Given problem: For the copy, please give all of the data again exactly and leave the pictures out.

───── Supplied records

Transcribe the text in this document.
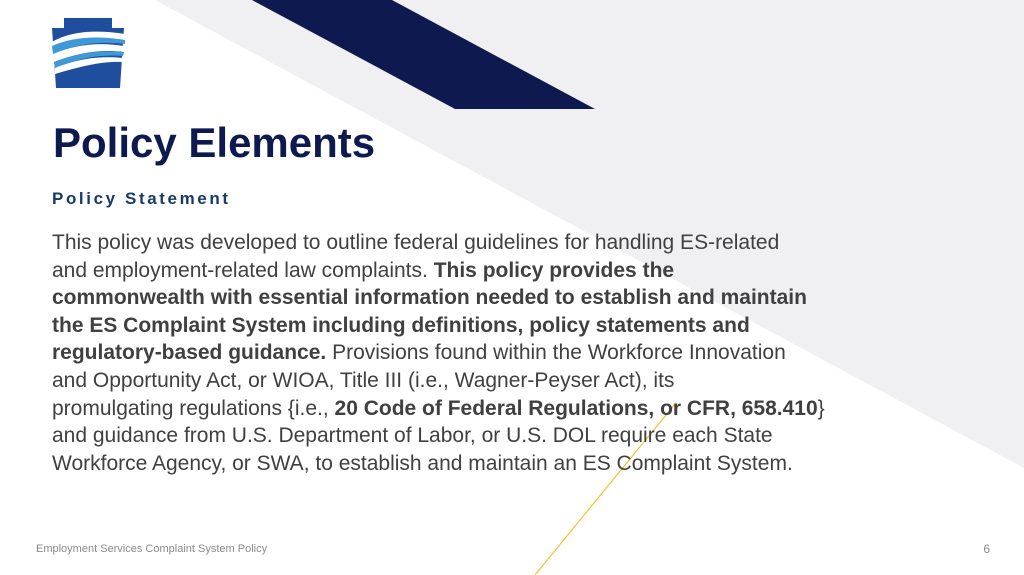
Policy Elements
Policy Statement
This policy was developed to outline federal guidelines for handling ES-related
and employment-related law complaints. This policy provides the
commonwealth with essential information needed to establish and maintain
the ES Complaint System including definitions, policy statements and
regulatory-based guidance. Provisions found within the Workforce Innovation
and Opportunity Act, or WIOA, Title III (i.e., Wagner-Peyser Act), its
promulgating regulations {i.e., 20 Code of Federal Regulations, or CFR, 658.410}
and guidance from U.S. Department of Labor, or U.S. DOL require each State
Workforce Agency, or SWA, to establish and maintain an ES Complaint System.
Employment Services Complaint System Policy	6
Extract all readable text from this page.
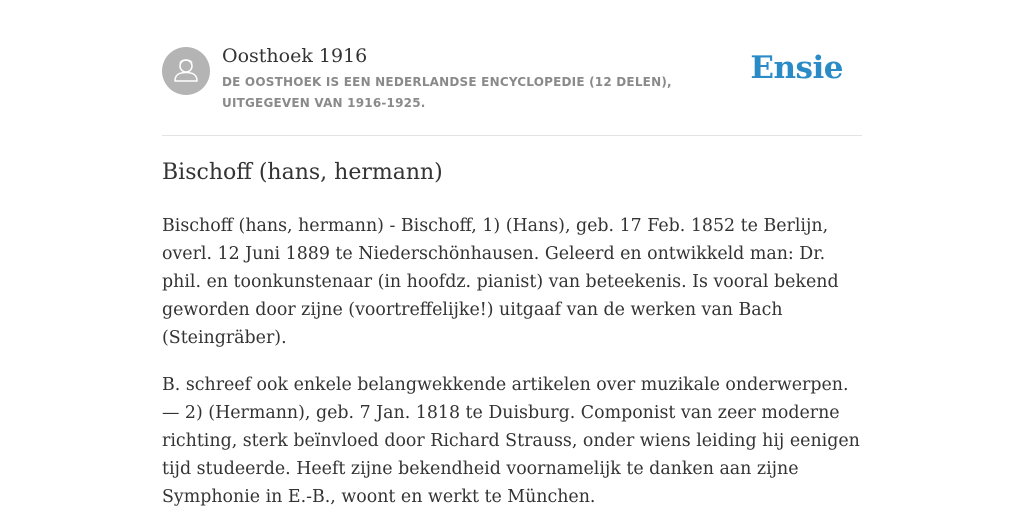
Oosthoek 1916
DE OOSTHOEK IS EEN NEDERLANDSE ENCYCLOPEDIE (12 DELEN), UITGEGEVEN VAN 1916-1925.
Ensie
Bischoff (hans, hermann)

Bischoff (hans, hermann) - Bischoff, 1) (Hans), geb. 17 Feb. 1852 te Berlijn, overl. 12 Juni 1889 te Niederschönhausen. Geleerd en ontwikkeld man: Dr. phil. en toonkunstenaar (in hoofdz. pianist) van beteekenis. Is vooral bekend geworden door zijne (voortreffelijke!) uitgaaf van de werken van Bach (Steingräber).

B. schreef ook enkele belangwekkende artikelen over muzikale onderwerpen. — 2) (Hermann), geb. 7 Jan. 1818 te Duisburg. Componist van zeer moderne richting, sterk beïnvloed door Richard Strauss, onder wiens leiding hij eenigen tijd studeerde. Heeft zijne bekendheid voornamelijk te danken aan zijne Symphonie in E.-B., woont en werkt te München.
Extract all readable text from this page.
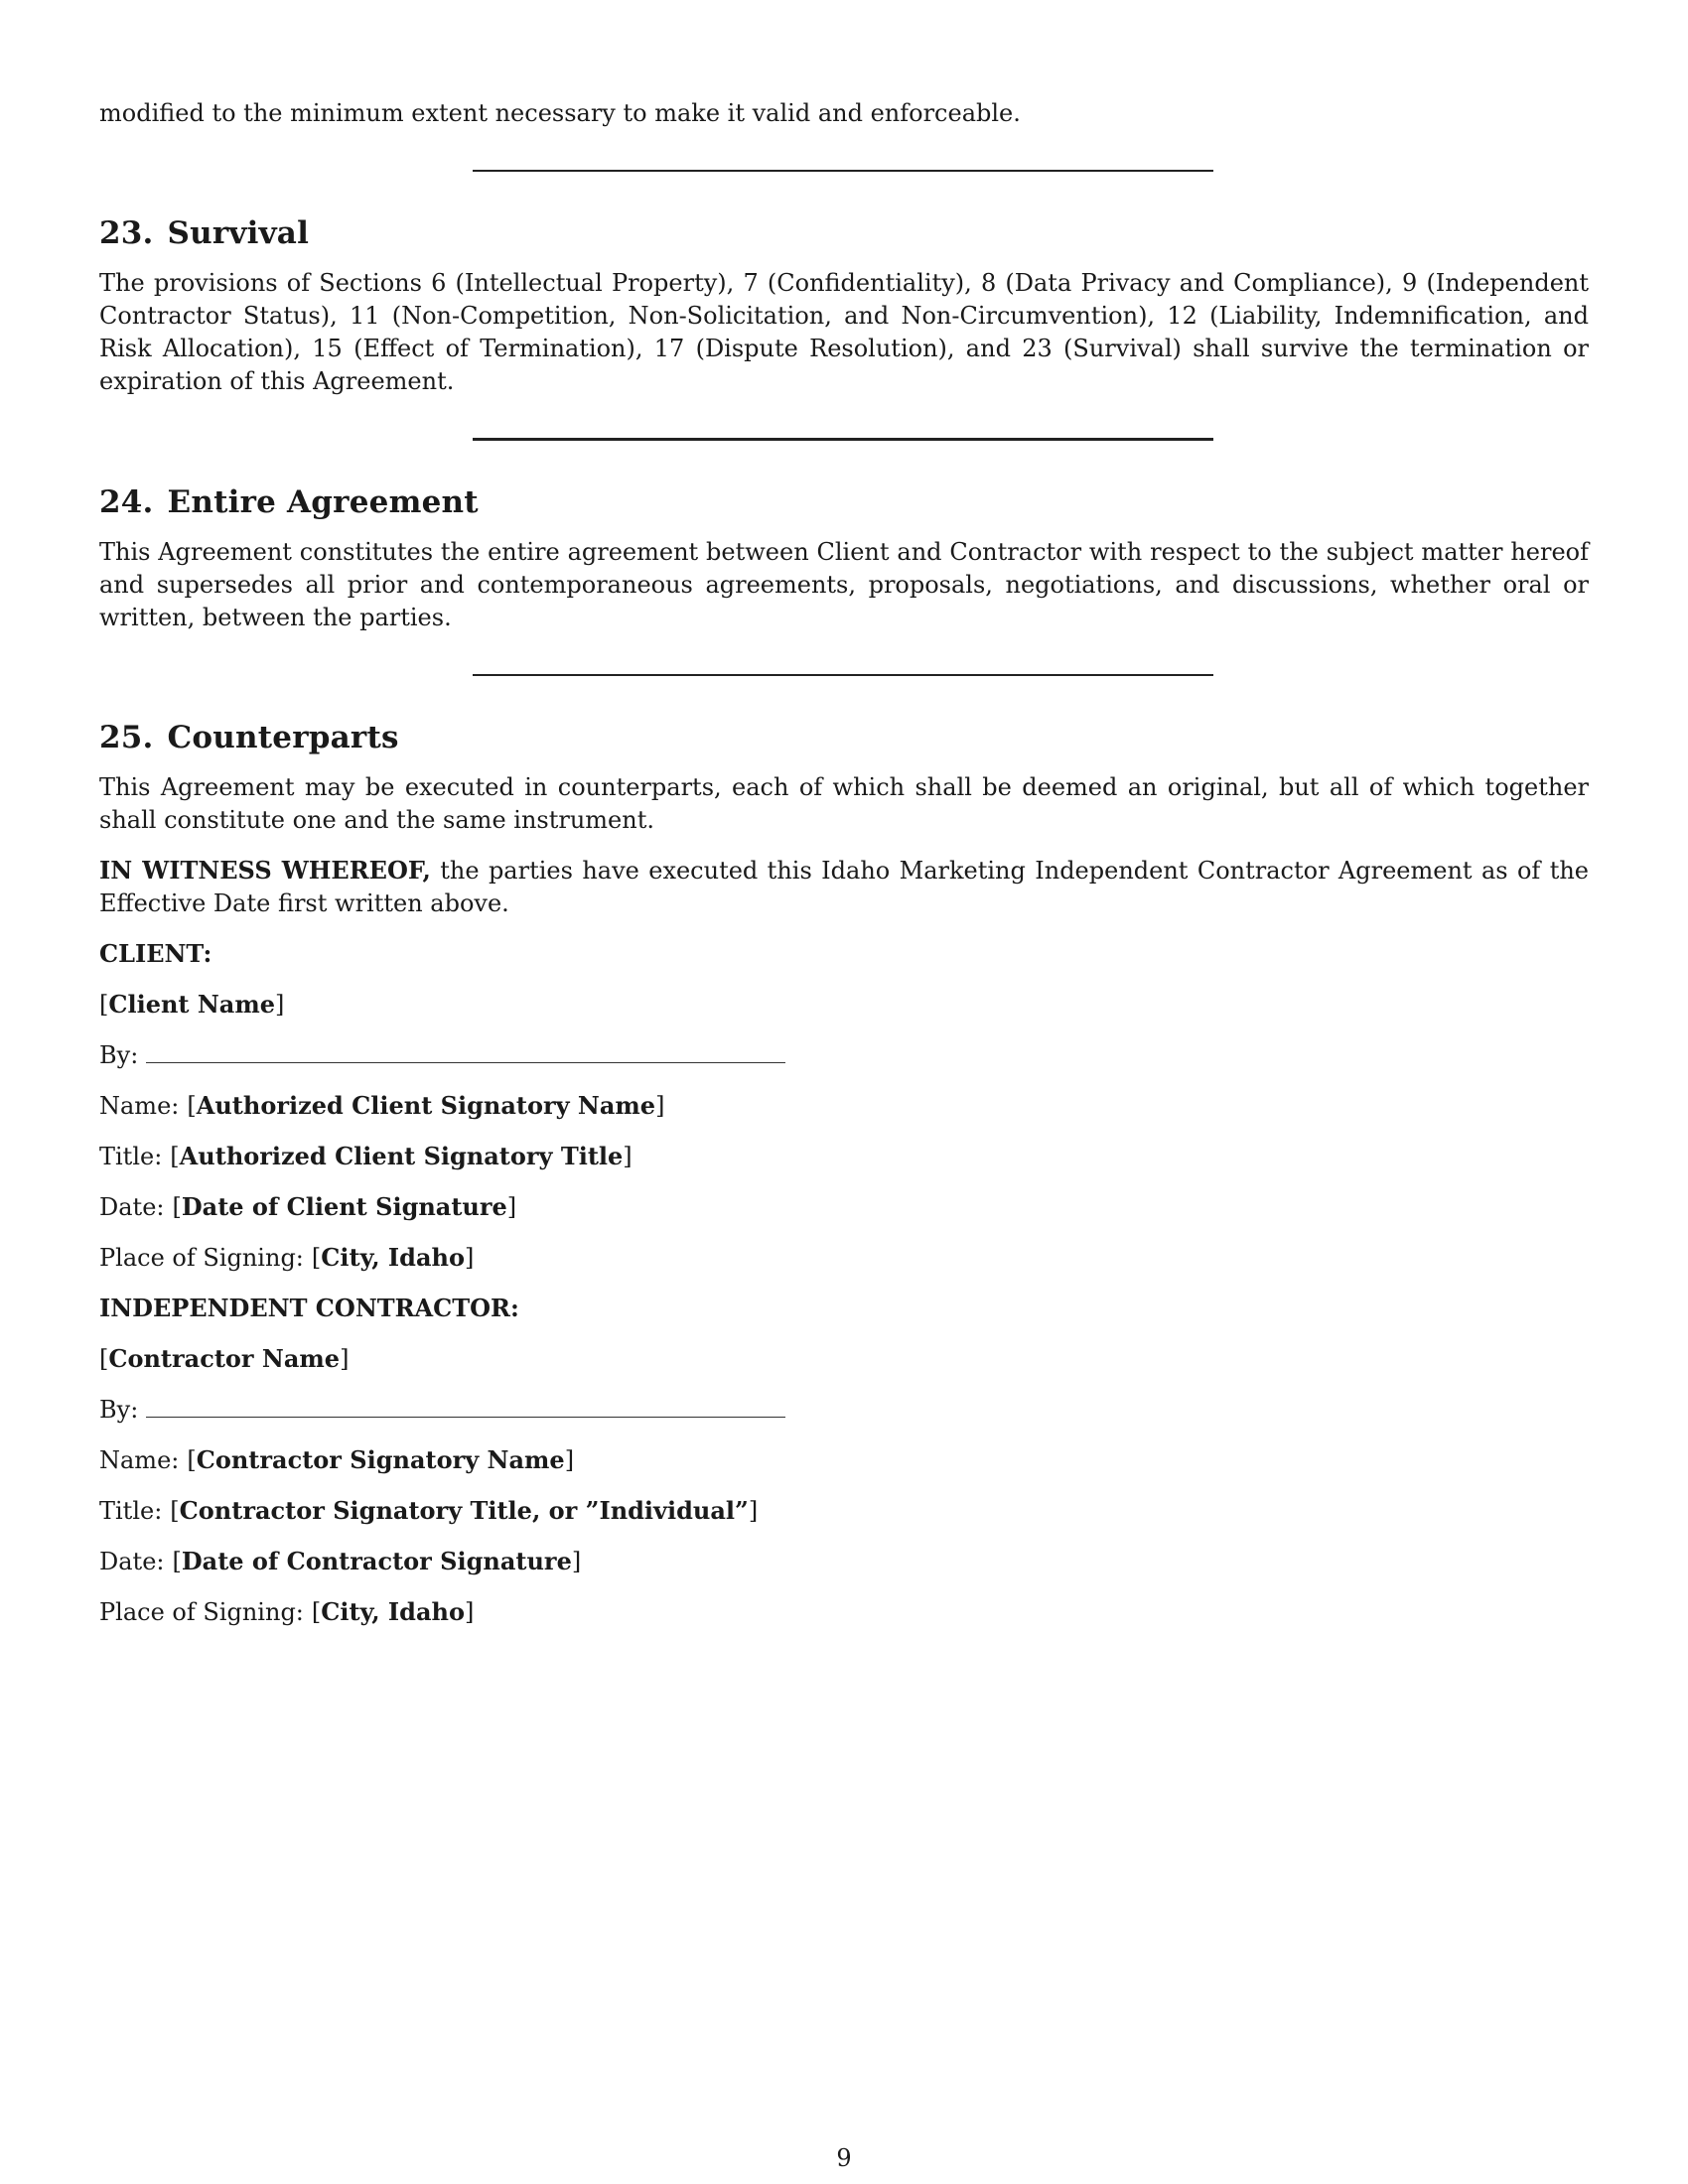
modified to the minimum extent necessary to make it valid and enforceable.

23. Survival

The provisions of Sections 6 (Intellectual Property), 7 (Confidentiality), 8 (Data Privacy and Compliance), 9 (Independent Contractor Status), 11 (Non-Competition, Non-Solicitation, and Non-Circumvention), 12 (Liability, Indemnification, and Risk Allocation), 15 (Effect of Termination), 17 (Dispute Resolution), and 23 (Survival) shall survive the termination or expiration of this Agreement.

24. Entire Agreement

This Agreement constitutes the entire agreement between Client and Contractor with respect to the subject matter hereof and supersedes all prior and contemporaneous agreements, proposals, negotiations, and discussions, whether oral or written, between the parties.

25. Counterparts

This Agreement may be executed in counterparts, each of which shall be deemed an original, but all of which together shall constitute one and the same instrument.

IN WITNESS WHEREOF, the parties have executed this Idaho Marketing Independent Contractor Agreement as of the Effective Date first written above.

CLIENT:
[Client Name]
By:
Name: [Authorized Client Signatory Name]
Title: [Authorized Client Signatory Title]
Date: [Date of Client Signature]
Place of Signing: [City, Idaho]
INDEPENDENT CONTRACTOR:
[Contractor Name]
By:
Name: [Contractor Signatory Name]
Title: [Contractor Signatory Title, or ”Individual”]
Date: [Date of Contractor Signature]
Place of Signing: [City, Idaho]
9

──────────

Task output:
Transcribe the text in this document.
Policy Elements
Policy Statement
This policy was developed to outline federal guidelines for handling ES-related
and employment-related law complaints. This policy provides the
commonwealth with essential information needed to establish and maintain
the ES Complaint System including definitions, policy statements and
regulatory-based guidance. Provisions found within the Workforce Innovation
and Opportunity Act, or WIOA, Title III (i.e., Wagner-Peyser Act), its
promulgating regulations {i.e., 20 Code of Federal Regulations, or CFR, 658.410}
and guidance from U.S. Department of Labor, or U.S. DOL require each State
Workforce Agency, or SWA, to establish and maintain an ES Complaint System.
Employment Services Complaint System Policy	6
Extract all readable text from this page.
Oosthoek 1916
DE OOSTHOEK IS EEN NEDERLANDSE ENCYCLOPEDIE (12 DELEN), UITGEGEVEN VAN 1916-1925.
Ensie
Bischoff (hans, hermann)

Bischoff (hans, hermann) - Bischoff, 1) (Hans), geb. 17 Feb. 1852 te Berlijn, overl. 12 Juni 1889 te Niederschönhausen. Geleerd en ontwikkeld man: Dr. phil. en toonkunstenaar (in hoofdz. pianist) van beteekenis. Is vooral bekend geworden door zijne (voortreffelijke!) uitgaaf van de werken van Bach (Steingräber).

B. schreef ook enkele belangwekkende artikelen over muzikale onderwerpen. — 2) (Hermann), geb. 7 Jan. 1818 te Duisburg. Componist van zeer moderne richting, sterk beïnvloed door Richard Strauss, onder wiens leiding hij eenigen tijd studeerde. Heeft zijne bekendheid voornamelijk te danken aan zijne Symphonie in E.-B., woont en werkt te München.
Extract all readable text from this page.
modified to the minimum extent necessary to make it valid and enforceable.

23. Survival

The provisions of Sections 6 (Intellectual Property), 7 (Confidentiality), 8 (Data Privacy and Compliance), 9 (Independent Contractor Status), 11 (Non-Competition, Non-Solicitation, and Non-Circumvention), 12 (Liability, Indemnification, and Risk Allocation), 15 (Effect of Termination), 17 (Dispute Resolution), and 23 (Survival) shall survive the termination or expiration of this Agreement.

24. Entire Agreement

This Agreement constitutes the entire agreement between Client and Contractor with respect to the subject matter hereof and supersedes all prior and contemporaneous agreements, proposals, negotiations, and discussions, whether oral or written, between the parties.

25. Counterparts

This Agreement may be executed in counterparts, each of which shall be deemed an original, but all of which together shall constitute one and the same instrument.

IN WITNESS WHEREOF, the parties have executed this Idaho Marketing Independent Contractor Agreement as of the Effective Date first written above.

CLIENT:
[Client Name]
By:
Name: [Authorized Client Signatory Name]
Title: [Authorized Client Signatory Title]
Date: [Date of Client Signature]
Place of Signing: [City, Idaho]
INDEPENDENT CONTRACTOR:
[Contractor Name]
By:
Name: [Contractor Signatory Name]
Title: [Contractor Signatory Title, or ”Individual”]
Date: [Date of Contractor Signature]
Place of Signing: [City, Idaho]
9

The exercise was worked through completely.